• Problem to solve:
Copy every one of the rows below character for character, omitting the pictures.

• Input records:
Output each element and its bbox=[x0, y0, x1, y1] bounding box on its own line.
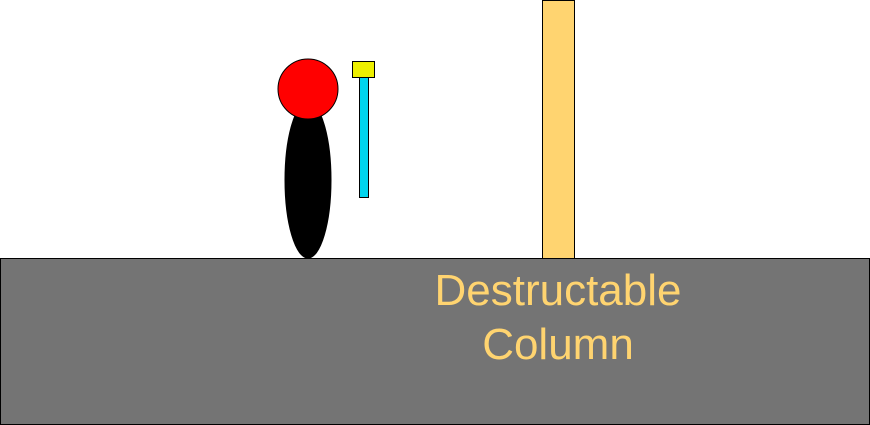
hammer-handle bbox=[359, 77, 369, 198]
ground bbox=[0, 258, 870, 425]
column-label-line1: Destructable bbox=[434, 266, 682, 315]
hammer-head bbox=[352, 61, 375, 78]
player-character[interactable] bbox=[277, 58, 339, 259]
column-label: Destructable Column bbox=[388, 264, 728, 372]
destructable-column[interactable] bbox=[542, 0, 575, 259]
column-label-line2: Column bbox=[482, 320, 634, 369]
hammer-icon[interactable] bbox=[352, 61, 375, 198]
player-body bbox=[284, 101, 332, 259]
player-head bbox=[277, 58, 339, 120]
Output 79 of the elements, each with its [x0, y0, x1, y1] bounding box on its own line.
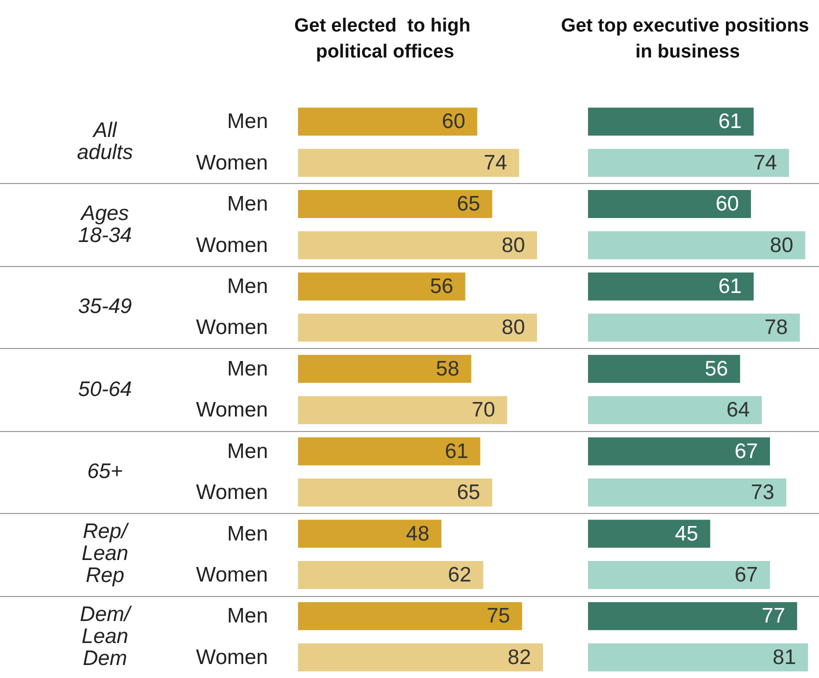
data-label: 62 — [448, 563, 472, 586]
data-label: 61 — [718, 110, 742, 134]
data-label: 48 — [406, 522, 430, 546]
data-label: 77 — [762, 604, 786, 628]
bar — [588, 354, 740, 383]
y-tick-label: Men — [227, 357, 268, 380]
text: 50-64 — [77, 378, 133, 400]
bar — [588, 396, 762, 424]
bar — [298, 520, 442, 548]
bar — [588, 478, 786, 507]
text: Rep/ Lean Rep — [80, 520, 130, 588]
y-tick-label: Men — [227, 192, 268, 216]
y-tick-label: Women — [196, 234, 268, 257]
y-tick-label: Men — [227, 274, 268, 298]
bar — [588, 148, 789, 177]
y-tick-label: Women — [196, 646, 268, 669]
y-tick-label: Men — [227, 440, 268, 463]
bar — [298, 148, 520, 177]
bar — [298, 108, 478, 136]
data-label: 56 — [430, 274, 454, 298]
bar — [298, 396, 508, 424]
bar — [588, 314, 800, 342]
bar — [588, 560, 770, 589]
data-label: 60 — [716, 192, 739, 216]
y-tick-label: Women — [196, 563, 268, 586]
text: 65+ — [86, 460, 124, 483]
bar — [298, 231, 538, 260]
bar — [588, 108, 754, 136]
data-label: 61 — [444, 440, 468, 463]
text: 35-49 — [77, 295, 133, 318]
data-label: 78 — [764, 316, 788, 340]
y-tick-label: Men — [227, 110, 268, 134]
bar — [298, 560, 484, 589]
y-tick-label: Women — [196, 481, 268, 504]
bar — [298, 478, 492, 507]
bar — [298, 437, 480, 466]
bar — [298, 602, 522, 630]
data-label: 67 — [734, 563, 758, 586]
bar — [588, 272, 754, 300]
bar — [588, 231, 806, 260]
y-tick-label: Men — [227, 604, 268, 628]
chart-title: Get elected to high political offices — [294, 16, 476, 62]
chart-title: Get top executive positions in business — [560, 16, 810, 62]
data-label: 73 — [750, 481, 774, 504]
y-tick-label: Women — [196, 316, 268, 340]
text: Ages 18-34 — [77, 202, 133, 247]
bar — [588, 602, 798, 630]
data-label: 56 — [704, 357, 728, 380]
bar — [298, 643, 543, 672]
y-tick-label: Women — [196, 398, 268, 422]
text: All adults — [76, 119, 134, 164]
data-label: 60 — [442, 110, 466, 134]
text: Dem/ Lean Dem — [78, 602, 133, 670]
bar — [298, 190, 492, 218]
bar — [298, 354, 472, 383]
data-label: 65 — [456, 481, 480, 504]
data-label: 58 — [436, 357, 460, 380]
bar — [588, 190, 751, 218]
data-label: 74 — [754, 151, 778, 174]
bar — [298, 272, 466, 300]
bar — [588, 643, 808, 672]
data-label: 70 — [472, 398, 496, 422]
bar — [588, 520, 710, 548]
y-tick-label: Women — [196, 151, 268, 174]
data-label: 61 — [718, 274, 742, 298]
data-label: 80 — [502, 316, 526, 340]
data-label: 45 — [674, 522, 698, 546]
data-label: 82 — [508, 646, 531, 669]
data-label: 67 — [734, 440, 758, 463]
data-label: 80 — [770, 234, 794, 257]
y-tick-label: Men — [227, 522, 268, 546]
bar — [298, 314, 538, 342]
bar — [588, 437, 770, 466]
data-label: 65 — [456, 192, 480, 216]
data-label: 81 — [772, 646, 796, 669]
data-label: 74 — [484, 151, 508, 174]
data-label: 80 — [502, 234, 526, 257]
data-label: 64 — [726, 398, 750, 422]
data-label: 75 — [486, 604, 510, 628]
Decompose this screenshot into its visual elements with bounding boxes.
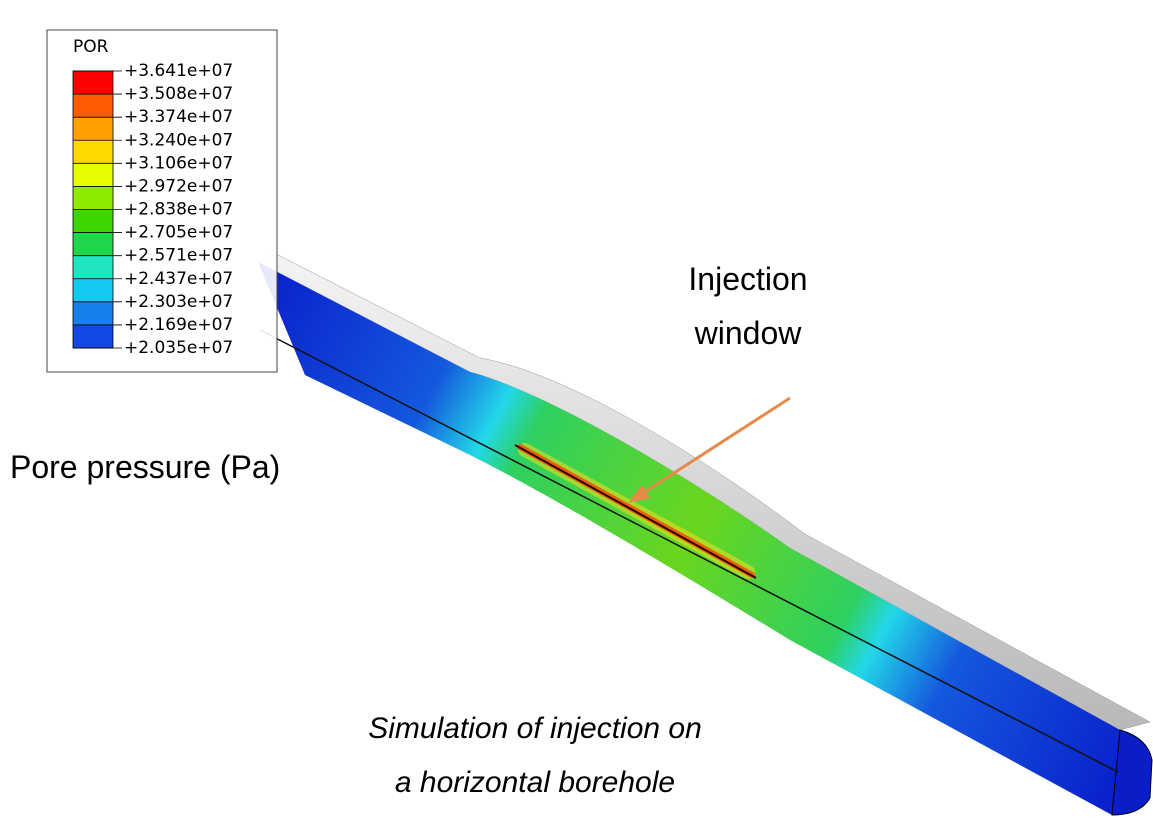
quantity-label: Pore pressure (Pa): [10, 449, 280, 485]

• Written answer:
Output each element and its bbox=[x0, y0, x1, y1] bounding box on its own line.
hammer-handle bbox=[359, 77, 369, 198]
ground bbox=[0, 258, 870, 425]
column-label-line1: Destructable bbox=[434, 266, 682, 315]
hammer-head bbox=[352, 61, 375, 78]
player-character[interactable] bbox=[277, 58, 339, 259]
column-label: Destructable Column bbox=[388, 264, 728, 372]
destructable-column[interactable] bbox=[542, 0, 575, 259]
column-label-line2: Column bbox=[482, 320, 634, 369]
hammer-icon[interactable] bbox=[352, 61, 375, 198]
player-body bbox=[284, 101, 332, 259]
player-head bbox=[277, 58, 339, 120]
Output 79 of the elements, each with its [x0, y0, x1, y1] bounding box on its own line.
data-label: 62 — [448, 563, 472, 586]
data-label: 61 — [718, 110, 742, 134]
data-label: 48 — [406, 522, 430, 546]
data-label: 77 — [762, 604, 786, 628]
bar — [588, 354, 740, 383]
y-tick-label: Men — [227, 357, 268, 380]
text: 50-64 — [77, 378, 133, 400]
bar — [588, 396, 762, 424]
bar — [298, 520, 442, 548]
bar — [588, 478, 786, 507]
text: Rep/ Lean Rep — [80, 520, 130, 588]
y-tick-label: Men — [227, 192, 268, 216]
y-tick-label: Women — [196, 234, 268, 257]
y-tick-label: Men — [227, 274, 268, 298]
bar — [588, 148, 789, 177]
y-tick-label: Women — [196, 646, 268, 669]
y-tick-label: Men — [227, 440, 268, 463]
bar — [298, 148, 520, 177]
bar — [298, 108, 478, 136]
data-label: 56 — [430, 274, 454, 298]
bar — [298, 396, 508, 424]
bar — [588, 314, 800, 342]
bar — [588, 560, 770, 589]
data-label: 60 — [716, 192, 739, 216]
y-tick-label: Women — [196, 563, 268, 586]
text: 65+ — [86, 460, 124, 483]
bar — [298, 231, 538, 260]
bar — [588, 108, 754, 136]
data-label: 61 — [444, 440, 468, 463]
text: 35-49 — [77, 295, 133, 318]
data-label: 78 — [764, 316, 788, 340]
y-tick-label: Men — [227, 110, 268, 134]
bar — [298, 560, 484, 589]
y-tick-label: Women — [196, 481, 268, 504]
bar — [298, 478, 492, 507]
bar — [298, 437, 480, 466]
bar — [298, 602, 522, 630]
data-label: 67 — [734, 563, 758, 586]
bar — [588, 272, 754, 300]
bar — [588, 231, 806, 260]
y-tick-label: Men — [227, 604, 268, 628]
chart-title: Get elected to high political offices — [294, 16, 476, 62]
chart-title: Get top executive positions in business — [560, 16, 810, 62]
data-label: 73 — [750, 481, 774, 504]
y-tick-label: Women — [196, 316, 268, 340]
text: Ages 18-34 — [77, 202, 133, 247]
bar — [588, 602, 798, 630]
data-label: 56 — [704, 357, 728, 380]
bar — [298, 643, 543, 672]
y-tick-label: Women — [196, 398, 268, 422]
text: All adults — [76, 119, 134, 164]
data-label: 60 — [442, 110, 466, 134]
text: Dem/ Lean Dem — [78, 602, 133, 670]
bar — [298, 190, 492, 218]
bar — [298, 354, 472, 383]
data-label: 65 — [456, 481, 480, 504]
data-label: 58 — [436, 357, 460, 380]
bar — [588, 190, 751, 218]
data-label: 74 — [754, 151, 778, 174]
bar — [298, 272, 466, 300]
bar — [588, 643, 808, 672]
data-label: 70 — [472, 398, 496, 422]
bar — [588, 520, 710, 548]
y-tick-label: Women — [196, 151, 268, 174]
data-label: 61 — [718, 274, 742, 298]
data-label: 80 — [502, 316, 526, 340]
data-label: 45 — [674, 522, 698, 546]
data-label: 82 — [508, 646, 531, 669]
data-label: 67 — [734, 440, 758, 463]
data-label: 80 — [770, 234, 794, 257]
y-tick-label: Men — [227, 522, 268, 546]
bar — [298, 314, 538, 342]
bar — [588, 437, 770, 466]
data-label: 65 — [456, 192, 480, 216]
data-label: 81 — [772, 646, 796, 669]
data-label: 74 — [484, 151, 508, 174]
data-label: 80 — [502, 234, 526, 257]
data-label: 64 — [726, 398, 750, 422]
data-label: 75 — [486, 604, 510, 628]
Decompose this screenshot into its visual elements with bounding boxes.
quantity-label: Pore pressure (Pa): [10, 449, 280, 485]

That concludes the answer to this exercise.